### Instructions for the task
Write out all of the records precisely. Skip anything that is a picture.

### Raw records

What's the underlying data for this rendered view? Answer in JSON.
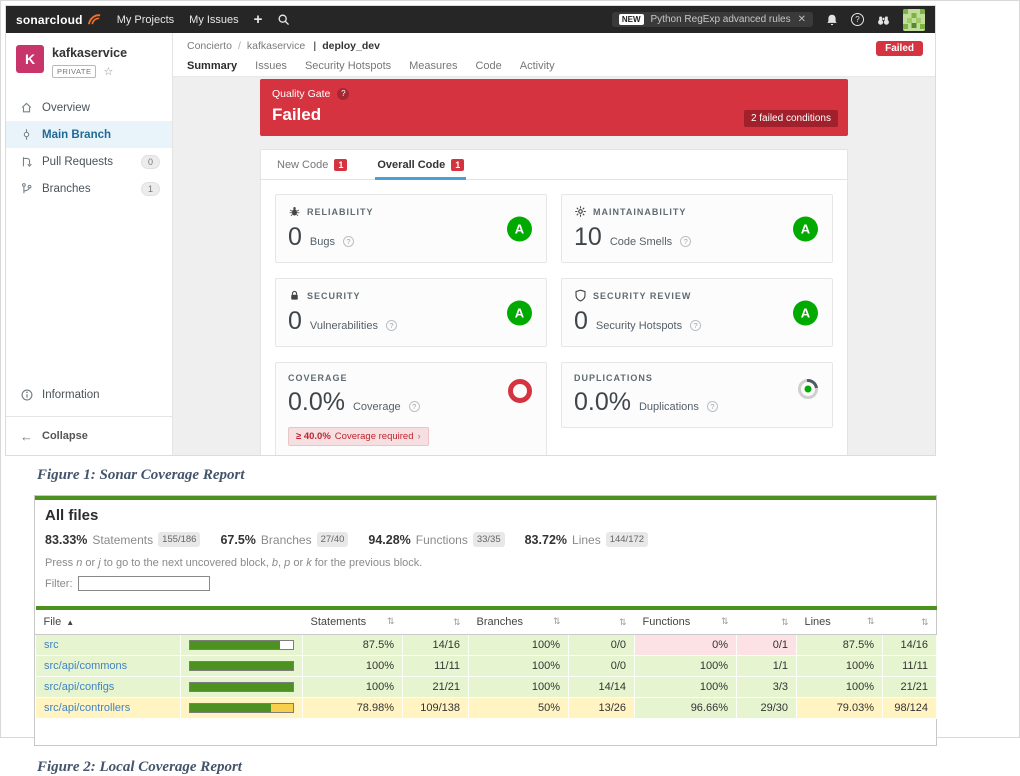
{
  "figure1": {
    "navbar": {
      "brand": "sonarcloud",
      "my_projects": "My Projects",
      "my_issues": "My Issues",
      "promo_badge": "NEW",
      "promo_text": "Python RegExp advanced rules"
    },
    "sidebar": {
      "project_initial": "K",
      "project_name": "kafkaservice",
      "visibility": "PRIVATE",
      "items": [
        {
          "label": "Overview"
        },
        {
          "label": "Main Branch"
        },
        {
          "label": "Pull Requests",
          "badge": "0"
        },
        {
          "label": "Branches",
          "badge": "1"
        }
      ],
      "information": "Information",
      "collapse": "Collapse"
    },
    "header": {
      "crumbs": [
        "Concierto",
        "kafkaservice"
      ],
      "sep": "/",
      "branch": "deploy_dev",
      "status_badge": "Failed",
      "tabs": [
        "Summary",
        "Issues",
        "Security Hotspots",
        "Measures",
        "Code",
        "Activity"
      ]
    },
    "quality_gate": {
      "label": "Quality Gate",
      "status": "Failed",
      "conditions_badge": "2 failed conditions"
    },
    "code_tabs": [
      {
        "label": "New Code",
        "badge": "1"
      },
      {
        "label": "Overall Code",
        "badge": "1"
      }
    ],
    "metrics": [
      {
        "category": "RELIABILITY",
        "value": "0",
        "label": "Bugs",
        "rating": "A"
      },
      {
        "category": "MAINTAINABILITY",
        "value": "10",
        "label": "Code Smells",
        "rating": "A"
      },
      {
        "category": "SECURITY",
        "value": "0",
        "label": "Vulnerabilities",
        "rating": "A"
      },
      {
        "category": "SECURITY REVIEW",
        "value": "0",
        "label": "Security Hotspots",
        "rating": "A"
      },
      {
        "category": "COVERAGE",
        "value": "0.0%",
        "label": "Coverage",
        "warning_strong": "≥ 40.0%",
        "warning_text": "Coverage required"
      },
      {
        "category": "DUPLICATIONS",
        "value": "0.0%",
        "label": "Duplications"
      }
    ],
    "colors": {
      "red": "#d4333f",
      "rating_green": "#00aa00",
      "tab_blue": "#4b9fd5"
    }
  },
  "captions": {
    "figure1": "Figure 1: Sonar Coverage Report",
    "figure2": "Figure 2: Local Coverage Report"
  },
  "figure2": {
    "title": "All files",
    "summary": [
      {
        "pct": "83.33%",
        "label": "Statements",
        "frac": "155/186"
      },
      {
        "pct": "67.5%",
        "label": "Branches",
        "frac": "27/40"
      },
      {
        "pct": "94.28%",
        "label": "Functions",
        "frac": "33/35"
      },
      {
        "pct": "83.72%",
        "label": "Lines",
        "frac": "144/172"
      }
    ],
    "hint": [
      "Press ",
      "n",
      " or ",
      "j",
      " to go to the next uncovered block, ",
      "b",
      ", ",
      "p",
      " or ",
      "k",
      " for the previous block."
    ],
    "filter_label": "Filter:",
    "headers": [
      "File",
      "Statements",
      "Branches",
      "Functions",
      "Lines"
    ],
    "theme_green": "#4d9221",
    "rows": [
      {
        "file": "src",
        "file_class": "high",
        "bar": 87.5,
        "bar_rest": "#ffffff",
        "cells": [
          {
            "t": "87.5%",
            "c": "high"
          },
          {
            "t": "14/16",
            "c": "high"
          },
          {
            "t": "100%",
            "c": "high"
          },
          {
            "t": "0/0",
            "c": "high"
          },
          {
            "t": "0%",
            "c": "low"
          },
          {
            "t": "0/1",
            "c": "low"
          },
          {
            "t": "87.5%",
            "c": "high"
          },
          {
            "t": "14/16",
            "c": "high"
          }
        ]
      },
      {
        "file": "src/api/commons",
        "file_class": "high",
        "bar": 100,
        "bar_rest": "#ffffff",
        "cells": [
          {
            "t": "100%",
            "c": "high"
          },
          {
            "t": "11/11",
            "c": "high"
          },
          {
            "t": "100%",
            "c": "high"
          },
          {
            "t": "0/0",
            "c": "high"
          },
          {
            "t": "100%",
            "c": "high"
          },
          {
            "t": "1/1",
            "c": "high"
          },
          {
            "t": "100%",
            "c": "high"
          },
          {
            "t": "11/11",
            "c": "high"
          }
        ]
      },
      {
        "file": "src/api/configs",
        "file_class": "high",
        "bar": 100,
        "bar_rest": "#ffffff",
        "cells": [
          {
            "t": "100%",
            "c": "high"
          },
          {
            "t": "21/21",
            "c": "high"
          },
          {
            "t": "100%",
            "c": "high"
          },
          {
            "t": "14/14",
            "c": "high"
          },
          {
            "t": "100%",
            "c": "high"
          },
          {
            "t": "3/3",
            "c": "high"
          },
          {
            "t": "100%",
            "c": "high"
          },
          {
            "t": "21/21",
            "c": "high"
          }
        ]
      },
      {
        "file": "src/api/controllers",
        "file_class": "medium",
        "bar": 78.98,
        "bar_rest": "#f7cf4d",
        "cells": [
          {
            "t": "78.98%",
            "c": "medium"
          },
          {
            "t": "109/138",
            "c": "medium"
          },
          {
            "t": "50%",
            "c": "medium"
          },
          {
            "t": "13/26",
            "c": "medium"
          },
          {
            "t": "96.66%",
            "c": "high"
          },
          {
            "t": "29/30",
            "c": "high"
          },
          {
            "t": "79.03%",
            "c": "medium"
          },
          {
            "t": "98/124",
            "c": "medium"
          }
        ]
      }
    ]
  }
}
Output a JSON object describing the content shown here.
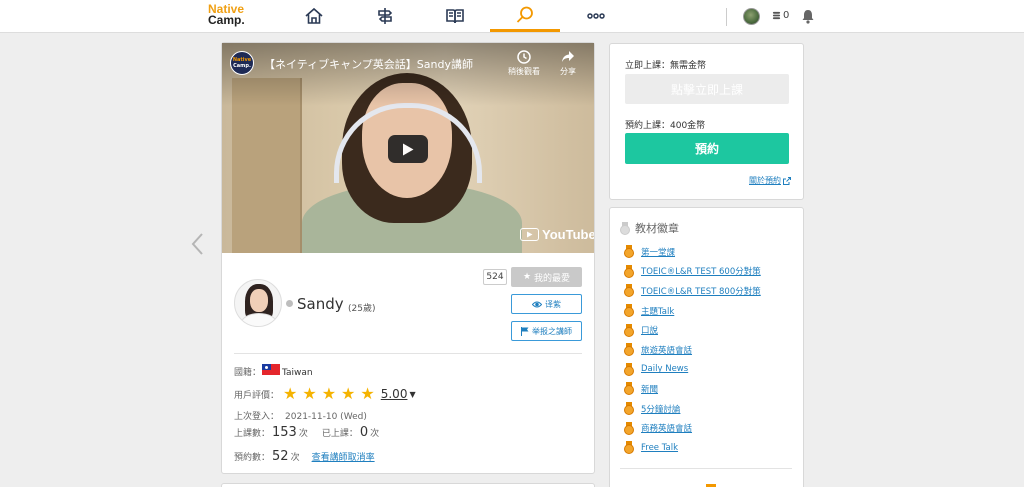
{
  "header": {
    "logo_line1": "Native",
    "logo_line2": "Camp.",
    "nav": [
      {
        "name": "home",
        "icon": "home-icon"
      },
      {
        "name": "signpost",
        "icon": "signpost-icon"
      },
      {
        "name": "textbook",
        "icon": "book-icon"
      },
      {
        "name": "search",
        "icon": "search-icon",
        "active": true
      },
      {
        "name": "more",
        "icon": "more-icon"
      }
    ],
    "coin_count": "0"
  },
  "video": {
    "title": "【ネイティブキャンプ英会話】Sandy講師",
    "channel_logo_line1": "Native",
    "channel_logo_line2": "Camp.",
    "watch_later_label": "稍後觀看",
    "share_label": "分享",
    "youtube_label": "YouTube"
  },
  "teacher": {
    "name": "Sandy",
    "age": "(25歲)",
    "favorite_count": "524",
    "favorite_label": "我的最愛",
    "translate_label": "译紫",
    "report_label": "举报之講師",
    "country_label": "國籍：",
    "country": "Taiwan",
    "rating_label": "用戶評價：",
    "rating": "5.00",
    "rating_stars": 5,
    "last_login_label": "上次登入：",
    "last_login": "2021-11-10 (Wed)",
    "lessons_label": "上課數：",
    "lessons": "153",
    "times_unit": "次",
    "taken_label": "已上課：",
    "taken": "0",
    "bookings_label": "預約數：",
    "bookings": "52",
    "cancel_rate_link": "查看講師取消率"
  },
  "booking": {
    "instant_label": "立即上課：無需金幣",
    "instant_button": "點擊立即上課",
    "reserve_label": "預約上課：400金幣",
    "reserve_button": "預約",
    "about_link": "關於預約"
  },
  "badges": {
    "heading": "教材徽章",
    "items": [
      "第一堂課",
      "TOEIC®L&R TEST 600分對策",
      "TOEIC®L&R TEST 800分對策",
      "主題Talk",
      "口說",
      "旅遊英語會話",
      "Daily News",
      "新聞",
      "5分鐘討論",
      "商務英語會話",
      "Free Talk"
    ]
  },
  "colors": {
    "accent_orange": "#f39800",
    "primary_green": "#1dc7a0",
    "link_blue": "#1f7fbf",
    "star_gold": "#f5b301"
  }
}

### Exercise result
What's the underlying data for this rendered view? Answer in JSON.
{
  "figure1": {
    "navbar": {
      "brand": "sonarcloud",
      "my_projects": "My Projects",
      "my_issues": "My Issues",
      "promo_badge": "NEW",
      "promo_text": "Python RegExp advanced rules"
    },
    "sidebar": {
      "project_initial": "K",
      "project_name": "kafkaservice",
      "visibility": "PRIVATE",
      "items": [
        {
          "label": "Overview"
        },
        {
          "label": "Main Branch"
        },
        {
          "label": "Pull Requests",
          "badge": "0"
        },
        {
          "label": "Branches",
          "badge": "1"
        }
      ],
      "information": "Information",
      "collapse": "Collapse"
    },
    "header": {
      "crumbs": [
        "Concierto",
        "kafkaservice"
      ],
      "sep": "/",
      "branch": "deploy_dev",
      "status_badge": "Failed",
      "tabs": [
        "Summary",
        "Issues",
        "Security Hotspots",
        "Measures",
        "Code",
        "Activity"
      ]
    },
    "quality_gate": {
      "label": "Quality Gate",
      "status": "Failed",
      "conditions_badge": "2 failed conditions"
    },
    "code_tabs": [
      {
        "label": "New Code",
        "badge": "1"
      },
      {
        "label": "Overall Code",
        "badge": "1"
      }
    ],
    "metrics": [
      {
        "category": "RELIABILITY",
        "value": "0",
        "label": "Bugs",
        "rating": "A"
      },
      {
        "category": "MAINTAINABILITY",
        "value": "10",
        "label": "Code Smells",
        "rating": "A"
      },
      {
        "category": "SECURITY",
        "value": "0",
        "label": "Vulnerabilities",
        "rating": "A"
      },
      {
        "category": "SECURITY REVIEW",
        "value": "0",
        "label": "Security Hotspots",
        "rating": "A"
      },
      {
        "category": "COVERAGE",
        "value": "0.0%",
        "label": "Coverage",
        "warning_strong": "≥ 40.0%",
        "warning_text": "Coverage required"
      },
      {
        "category": "DUPLICATIONS",
        "value": "0.0%",
        "label": "Duplications"
      }
    ],
    "colors": {
      "red": "#d4333f",
      "rating_green": "#00aa00",
      "tab_blue": "#4b9fd5"
    }
  },
  "captions": {
    "figure1": "Figure 1: Sonar Coverage Report",
    "figure2": "Figure 2: Local Coverage Report"
  },
  "figure2": {
    "title": "All files",
    "summary": [
      {
        "pct": "83.33%",
        "label": "Statements",
        "frac": "155/186"
      },
      {
        "pct": "67.5%",
        "label": "Branches",
        "frac": "27/40"
      },
      {
        "pct": "94.28%",
        "label": "Functions",
        "frac": "33/35"
      },
      {
        "pct": "83.72%",
        "label": "Lines",
        "frac": "144/172"
      }
    ],
    "hint": [
      "Press ",
      "n",
      " or ",
      "j",
      " to go to the next uncovered block, ",
      "b",
      ", ",
      "p",
      " or ",
      "k",
      " for the previous block."
    ],
    "filter_label": "Filter:",
    "headers": [
      "File",
      "Statements",
      "Branches",
      "Functions",
      "Lines"
    ],
    "theme_green": "#4d9221",
    "rows": [
      {
        "file": "src",
        "file_class": "high",
        "bar": 87.5,
        "bar_rest": "#ffffff",
        "cells": [
          {
            "t": "87.5%",
            "c": "high"
          },
          {
            "t": "14/16",
            "c": "high"
          },
          {
            "t": "100%",
            "c": "high"
          },
          {
            "t": "0/0",
            "c": "high"
          },
          {
            "t": "0%",
            "c": "low"
          },
          {
            "t": "0/1",
            "c": "low"
          },
          {
            "t": "87.5%",
            "c": "high"
          },
          {
            "t": "14/16",
            "c": "high"
          }
        ]
      },
      {
        "file": "src/api/commons",
        "file_class": "high",
        "bar": 100,
        "bar_rest": "#ffffff",
        "cells": [
          {
            "t": "100%",
            "c": "high"
          },
          {
            "t": "11/11",
            "c": "high"
          },
          {
            "t": "100%",
            "c": "high"
          },
          {
            "t": "0/0",
            "c": "high"
          },
          {
            "t": "100%",
            "c": "high"
          },
          {
            "t": "1/1",
            "c": "high"
          },
          {
            "t": "100%",
            "c": "high"
          },
          {
            "t": "11/11",
            "c": "high"
          }
        ]
      },
      {
        "file": "src/api/configs",
        "file_class": "high",
        "bar": 100,
        "bar_rest": "#ffffff",
        "cells": [
          {
            "t": "100%",
            "c": "high"
          },
          {
            "t": "21/21",
            "c": "high"
          },
          {
            "t": "100%",
            "c": "high"
          },
          {
            "t": "14/14",
            "c": "high"
          },
          {
            "t": "100%",
            "c": "high"
          },
          {
            "t": "3/3",
            "c": "high"
          },
          {
            "t": "100%",
            "c": "high"
          },
          {
            "t": "21/21",
            "c": "high"
          }
        ]
      },
      {
        "file": "src/api/controllers",
        "file_class": "medium",
        "bar": 78.98,
        "bar_rest": "#f7cf4d",
        "cells": [
          {
            "t": "78.98%",
            "c": "medium"
          },
          {
            "t": "109/138",
            "c": "medium"
          },
          {
            "t": "50%",
            "c": "medium"
          },
          {
            "t": "13/26",
            "c": "medium"
          },
          {
            "t": "96.66%",
            "c": "high"
          },
          {
            "t": "29/30",
            "c": "high"
          },
          {
            "t": "79.03%",
            "c": "medium"
          },
          {
            "t": "98/124",
            "c": "medium"
          }
        ]
      }
    ]
  }
}
Output a JSON object describing the content shown here.
{
  "header": {
    "logo_line1": "Native",
    "logo_line2": "Camp.",
    "nav": [
      {
        "name": "home",
        "icon": "home-icon"
      },
      {
        "name": "signpost",
        "icon": "signpost-icon"
      },
      {
        "name": "textbook",
        "icon": "book-icon"
      },
      {
        "name": "search",
        "icon": "search-icon",
        "active": true
      },
      {
        "name": "more",
        "icon": "more-icon"
      }
    ],
    "coin_count": "0"
  },
  "video": {
    "title": "【ネイティブキャンプ英会話】Sandy講師",
    "channel_logo_line1": "Native",
    "channel_logo_line2": "Camp.",
    "watch_later_label": "稍後觀看",
    "share_label": "分享",
    "youtube_label": "YouTube"
  },
  "teacher": {
    "name": "Sandy",
    "age": "(25歲)",
    "favorite_count": "524",
    "favorite_label": "我的最愛",
    "translate_label": "译紫",
    "report_label": "举报之講師",
    "country_label": "國籍：",
    "country": "Taiwan",
    "rating_label": "用戶評價：",
    "rating": "5.00",
    "rating_stars": 5,
    "last_login_label": "上次登入：",
    "last_login": "2021-11-10 (Wed)",
    "lessons_label": "上課數：",
    "lessons": "153",
    "times_unit": "次",
    "taken_label": "已上課：",
    "taken": "0",
    "bookings_label": "預約數：",
    "bookings": "52",
    "cancel_rate_link": "查看講師取消率"
  },
  "booking": {
    "instant_label": "立即上課：無需金幣",
    "instant_button": "點擊立即上課",
    "reserve_label": "預約上課：400金幣",
    "reserve_button": "預約",
    "about_link": "關於預約"
  },
  "badges": {
    "heading": "教材徽章",
    "items": [
      "第一堂課",
      "TOEIC®L&R TEST 600分對策",
      "TOEIC®L&R TEST 800分對策",
      "主題Talk",
      "口說",
      "旅遊英語會話",
      "Daily News",
      "新聞",
      "5分鐘討論",
      "商務英語會話",
      "Free Talk"
    ]
  },
  "colors": {
    "accent_orange": "#f39800",
    "primary_green": "#1dc7a0",
    "link_blue": "#1f7fbf",
    "star_gold": "#f5b301"
  }
}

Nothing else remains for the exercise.